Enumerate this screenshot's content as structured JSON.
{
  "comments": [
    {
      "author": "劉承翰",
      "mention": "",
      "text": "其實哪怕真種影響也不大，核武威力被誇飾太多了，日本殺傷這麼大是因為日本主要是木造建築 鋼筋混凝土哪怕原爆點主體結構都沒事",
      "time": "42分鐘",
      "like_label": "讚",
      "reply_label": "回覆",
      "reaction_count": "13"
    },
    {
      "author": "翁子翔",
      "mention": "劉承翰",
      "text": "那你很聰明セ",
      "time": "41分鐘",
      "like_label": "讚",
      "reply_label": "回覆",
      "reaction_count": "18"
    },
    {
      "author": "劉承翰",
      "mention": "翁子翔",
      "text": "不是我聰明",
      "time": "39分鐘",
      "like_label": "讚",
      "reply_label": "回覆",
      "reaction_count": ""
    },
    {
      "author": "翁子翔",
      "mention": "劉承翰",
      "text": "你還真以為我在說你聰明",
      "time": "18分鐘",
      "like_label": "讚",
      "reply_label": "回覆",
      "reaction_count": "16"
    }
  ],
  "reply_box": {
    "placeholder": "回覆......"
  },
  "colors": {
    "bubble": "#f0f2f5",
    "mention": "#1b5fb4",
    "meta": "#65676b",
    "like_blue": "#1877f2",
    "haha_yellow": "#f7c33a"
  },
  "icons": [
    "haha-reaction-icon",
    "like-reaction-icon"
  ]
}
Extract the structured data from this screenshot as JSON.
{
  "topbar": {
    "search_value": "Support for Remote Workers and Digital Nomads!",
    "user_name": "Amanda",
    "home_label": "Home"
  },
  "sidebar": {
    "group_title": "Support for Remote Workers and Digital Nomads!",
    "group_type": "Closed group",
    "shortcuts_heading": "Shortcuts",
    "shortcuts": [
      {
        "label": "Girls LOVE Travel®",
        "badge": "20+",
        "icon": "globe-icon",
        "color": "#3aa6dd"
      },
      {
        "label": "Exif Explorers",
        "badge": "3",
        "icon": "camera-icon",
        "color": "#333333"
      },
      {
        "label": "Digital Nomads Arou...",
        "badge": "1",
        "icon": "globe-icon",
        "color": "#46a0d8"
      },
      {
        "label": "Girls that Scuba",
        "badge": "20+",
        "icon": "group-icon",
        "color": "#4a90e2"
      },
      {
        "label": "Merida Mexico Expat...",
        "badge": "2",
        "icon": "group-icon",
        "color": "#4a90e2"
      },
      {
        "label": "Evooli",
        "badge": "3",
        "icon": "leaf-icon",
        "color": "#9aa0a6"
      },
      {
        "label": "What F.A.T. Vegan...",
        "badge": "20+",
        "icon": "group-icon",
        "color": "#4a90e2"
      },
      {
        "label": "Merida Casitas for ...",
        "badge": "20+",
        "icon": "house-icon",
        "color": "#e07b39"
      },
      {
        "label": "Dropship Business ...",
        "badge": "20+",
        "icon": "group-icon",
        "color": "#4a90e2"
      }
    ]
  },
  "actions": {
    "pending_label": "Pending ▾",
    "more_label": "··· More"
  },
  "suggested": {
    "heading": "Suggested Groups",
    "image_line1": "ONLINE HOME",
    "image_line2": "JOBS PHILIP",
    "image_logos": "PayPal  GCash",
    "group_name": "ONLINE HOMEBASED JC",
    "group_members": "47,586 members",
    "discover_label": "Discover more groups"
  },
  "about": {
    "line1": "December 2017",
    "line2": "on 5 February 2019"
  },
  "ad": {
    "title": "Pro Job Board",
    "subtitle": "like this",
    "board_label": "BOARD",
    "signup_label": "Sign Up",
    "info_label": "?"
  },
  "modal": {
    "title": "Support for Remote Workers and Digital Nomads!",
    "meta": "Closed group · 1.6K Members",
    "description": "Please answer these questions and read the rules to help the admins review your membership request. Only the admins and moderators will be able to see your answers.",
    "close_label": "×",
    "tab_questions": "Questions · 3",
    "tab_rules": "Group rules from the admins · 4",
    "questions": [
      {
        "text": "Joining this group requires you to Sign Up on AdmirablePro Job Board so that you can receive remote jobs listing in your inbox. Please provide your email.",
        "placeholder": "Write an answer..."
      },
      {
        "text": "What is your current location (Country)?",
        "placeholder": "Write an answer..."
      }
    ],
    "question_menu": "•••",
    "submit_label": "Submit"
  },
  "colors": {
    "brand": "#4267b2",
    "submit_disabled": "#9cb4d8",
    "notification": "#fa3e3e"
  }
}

....................

*PROBLEM DETAILS*.
Find each line with the string "What" and copy it out.

*EXERCISE RESPONSE*.
        "label": "What F.A.T. Vegan...",
        "text": "What is your current location (Country)?",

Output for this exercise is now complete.